# WHAT THE EXERCISE ASKS
Write out the records beneath this line exactly as they appear, minus any images.

# EXTRACTED INFORMATION

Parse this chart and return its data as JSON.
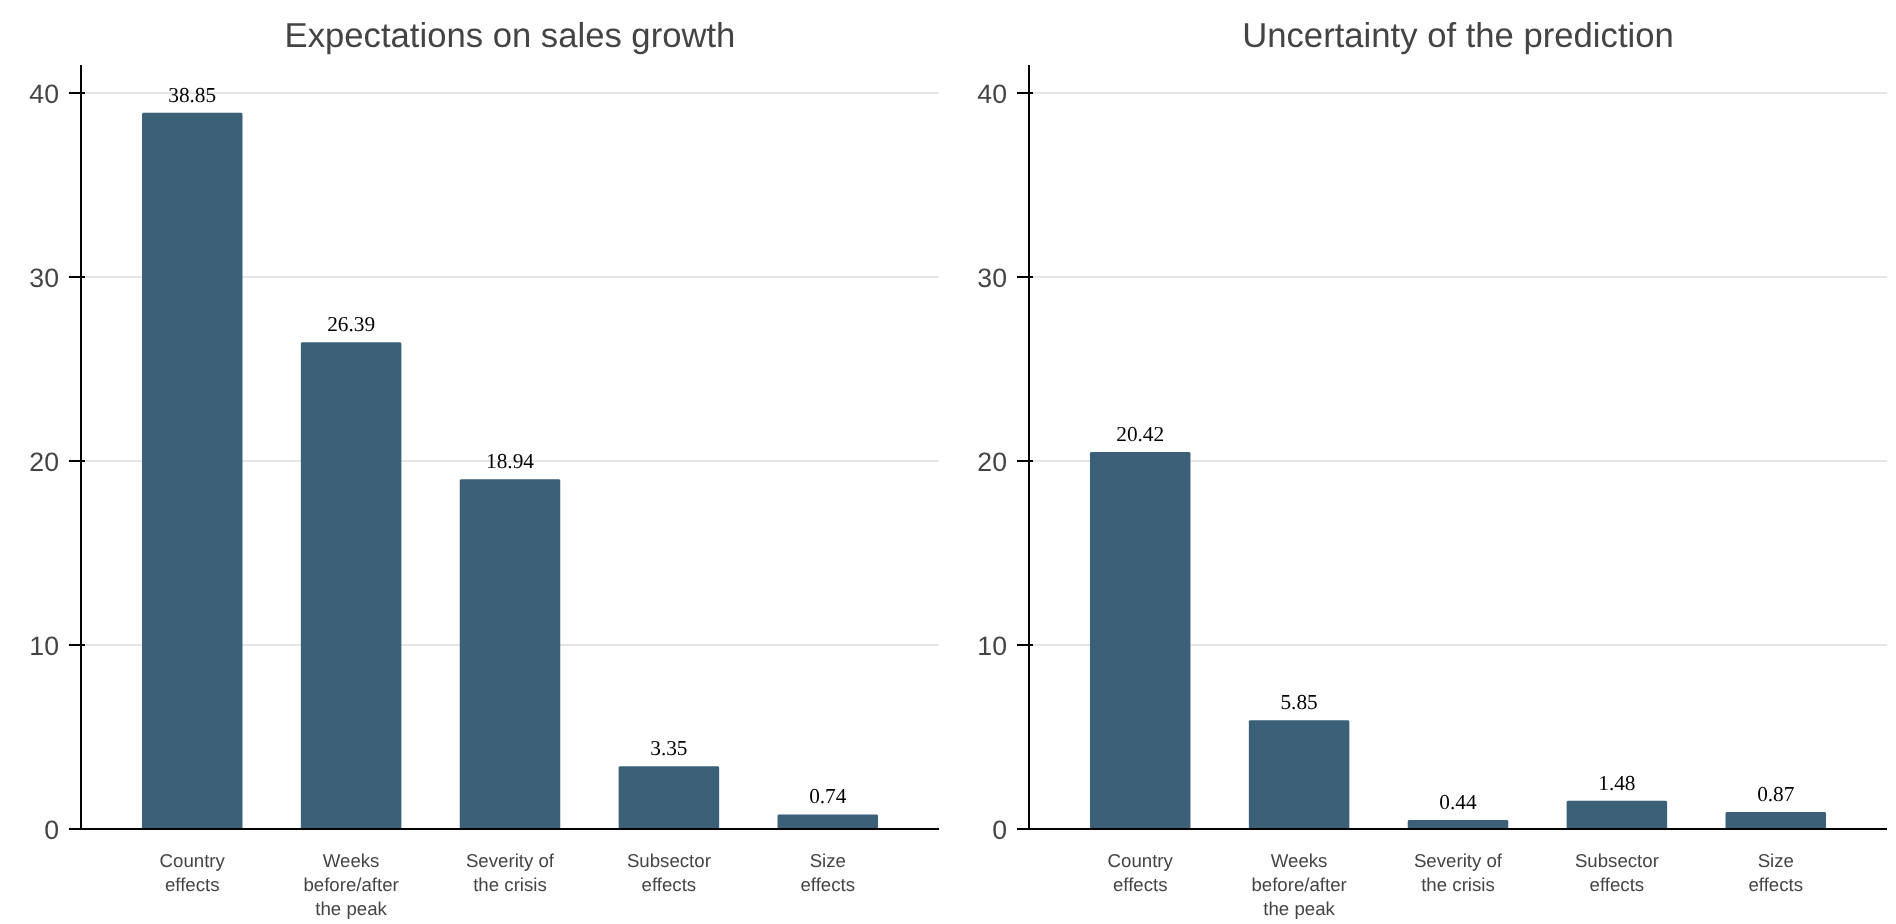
{
  "chart_data": [
    {
      "type": "bar",
      "title": "Expectations on sales growth",
      "categories": [
        "Country\neffects",
        "Weeks\nbefore/after\nthe peak",
        "Severity of\nthe crisis",
        "Subsector\neffects",
        "Size\neffects"
      ],
      "values": [
        38.85,
        26.39,
        18.94,
        3.35,
        0.74
      ],
      "color": "#3d6079",
      "ylim": [
        0,
        41.5
      ],
      "yticks": [
        0,
        10,
        20,
        30,
        40
      ],
      "grid": "y",
      "data_labels": true
    },
    {
      "type": "bar",
      "title": "Uncertainty of the prediction",
      "categories": [
        "Country\neffects",
        "Weeks\nbefore/after\nthe peak",
        "Severity of\nthe crisis",
        "Subsector\neffects",
        "Size\neffects"
      ],
      "values": [
        20.42,
        5.85,
        0.44,
        1.48,
        0.87
      ],
      "color": "#3d6079",
      "ylim": [
        0,
        41.5
      ],
      "yticks": [
        0,
        10,
        20,
        30,
        40
      ],
      "grid": "y",
      "data_labels": true
    }
  ]
}
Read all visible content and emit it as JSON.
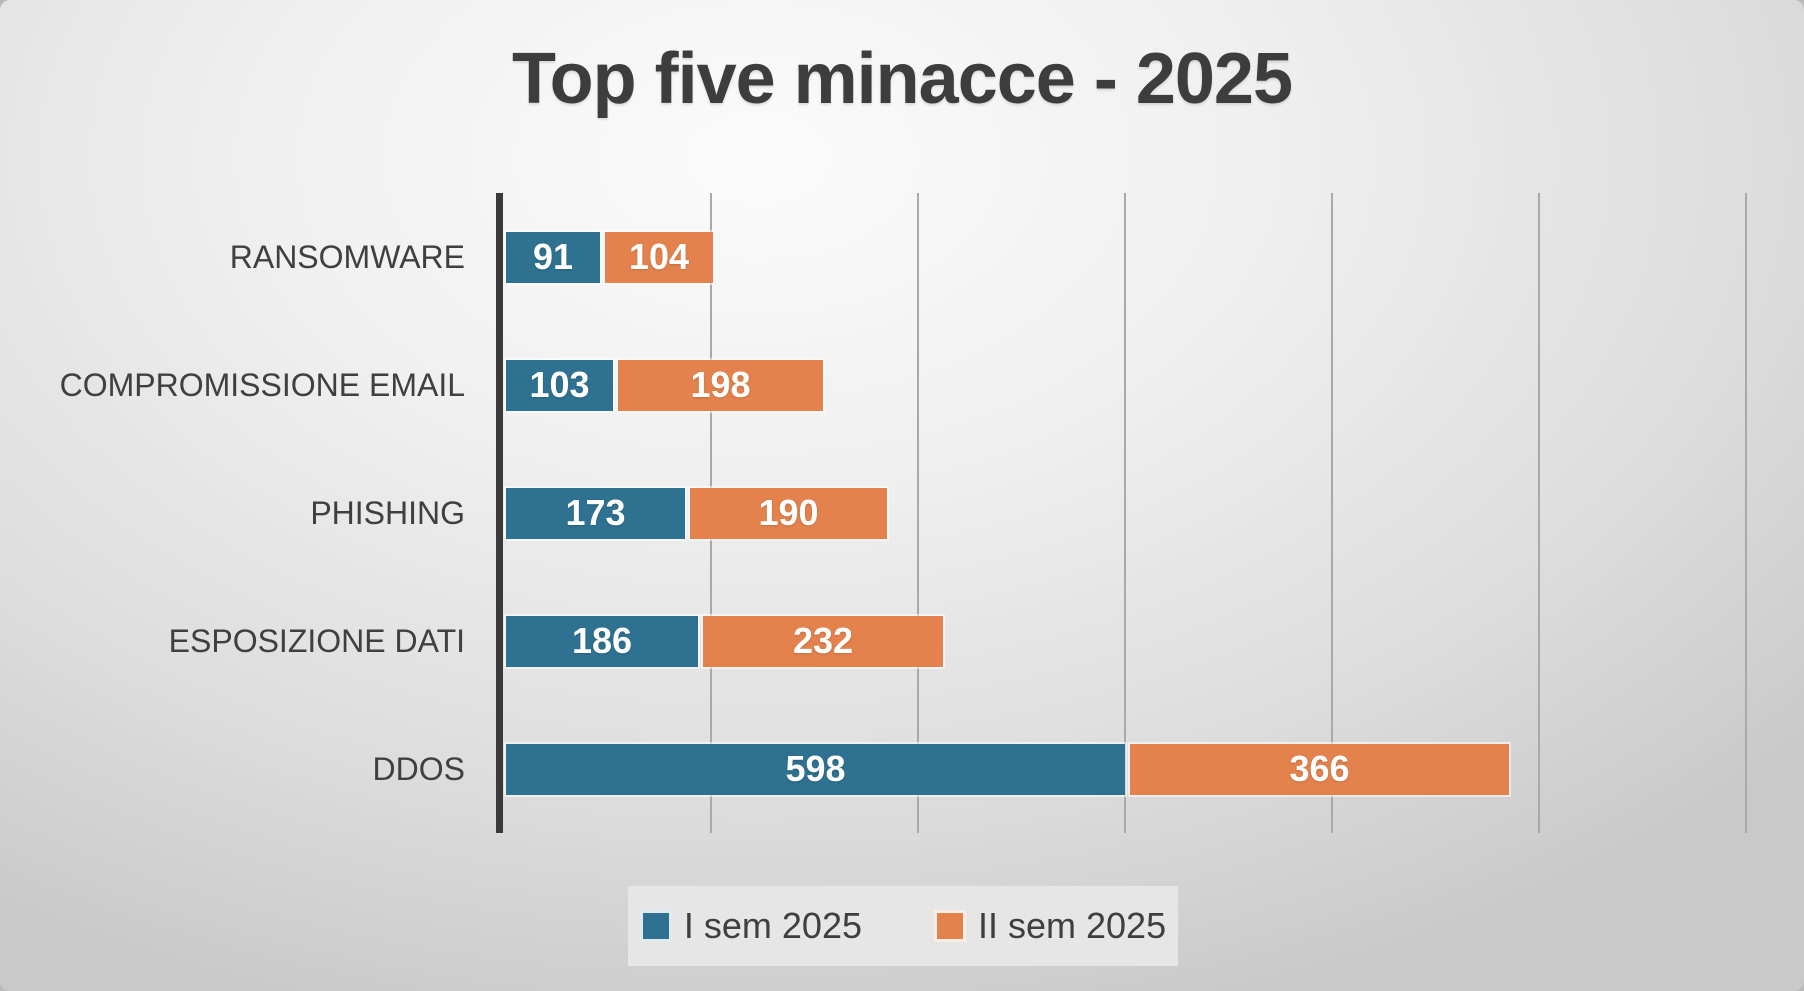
{
  "chart_data": {
    "type": "bar",
    "orientation": "horizontal-stacked",
    "title": "Top five minacce - 2025",
    "categories": [
      "RANSOMWARE",
      "COMPROMISSIONE EMAIL",
      "PHISHING",
      "ESPOSIZIONE DATI",
      "DDOS"
    ],
    "series": [
      {
        "name": "I sem 2025",
        "color": "#2f7191",
        "values": [
          91,
          103,
          173,
          186,
          598
        ]
      },
      {
        "name": "II sem 2025",
        "color": "#e3824c",
        "values": [
          104,
          198,
          190,
          232,
          366
        ]
      }
    ],
    "totals": [
      195,
      301,
      363,
      418,
      964
    ],
    "xlim": [
      0,
      1205
    ],
    "gridline_interval": 200,
    "grid": true,
    "value_labels": "inside-center",
    "legend_position": "bottom"
  },
  "colors": {
    "title_text": "#3d3d3d",
    "category_text": "#3f3f3f",
    "axis_line": "#3a3a3a",
    "gridline": "#a9a9a9",
    "value_label_text": "#ffffff",
    "legend_background": "#e6e6e6",
    "background_light": "#fbfbfb",
    "background_dark": "#c9c9c9"
  }
}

# FULL SOLUTION
Parse this chart and return its data as JSON.
{
  "chart_data": [
    {
      "type": "bar",
      "title": "Expectations on sales growth",
      "categories": [
        "Country\neffects",
        "Weeks\nbefore/after\nthe peak",
        "Severity of\nthe crisis",
        "Subsector\neffects",
        "Size\neffects"
      ],
      "values": [
        38.85,
        26.39,
        18.94,
        3.35,
        0.74
      ],
      "color": "#3d6079",
      "ylim": [
        0,
        41.5
      ],
      "yticks": [
        0,
        10,
        20,
        30,
        40
      ],
      "grid": "y",
      "data_labels": true
    },
    {
      "type": "bar",
      "title": "Uncertainty of the prediction",
      "categories": [
        "Country\neffects",
        "Weeks\nbefore/after\nthe peak",
        "Severity of\nthe crisis",
        "Subsector\neffects",
        "Size\neffects"
      ],
      "values": [
        20.42,
        5.85,
        0.44,
        1.48,
        0.87
      ],
      "color": "#3d6079",
      "ylim": [
        0,
        41.5
      ],
      "yticks": [
        0,
        10,
        20,
        30,
        40
      ],
      "grid": "y",
      "data_labels": true
    }
  ]
}
Read all visible content and emit it as JSON.
{
  "chart_data": {
    "type": "bar",
    "orientation": "horizontal-stacked",
    "title": "Top five minacce - 2025",
    "categories": [
      "RANSOMWARE",
      "COMPROMISSIONE EMAIL",
      "PHISHING",
      "ESPOSIZIONE DATI",
      "DDOS"
    ],
    "series": [
      {
        "name": "I sem 2025",
        "color": "#2f7191",
        "values": [
          91,
          103,
          173,
          186,
          598
        ]
      },
      {
        "name": "II sem 2025",
        "color": "#e3824c",
        "values": [
          104,
          198,
          190,
          232,
          366
        ]
      }
    ],
    "totals": [
      195,
      301,
      363,
      418,
      964
    ],
    "xlim": [
      0,
      1205
    ],
    "gridline_interval": 200,
    "grid": true,
    "value_labels": "inside-center",
    "legend_position": "bottom"
  },
  "colors": {
    "title_text": "#3d3d3d",
    "category_text": "#3f3f3f",
    "axis_line": "#3a3a3a",
    "gridline": "#a9a9a9",
    "value_label_text": "#ffffff",
    "legend_background": "#e6e6e6",
    "background_light": "#fbfbfb",
    "background_dark": "#c9c9c9"
  }
}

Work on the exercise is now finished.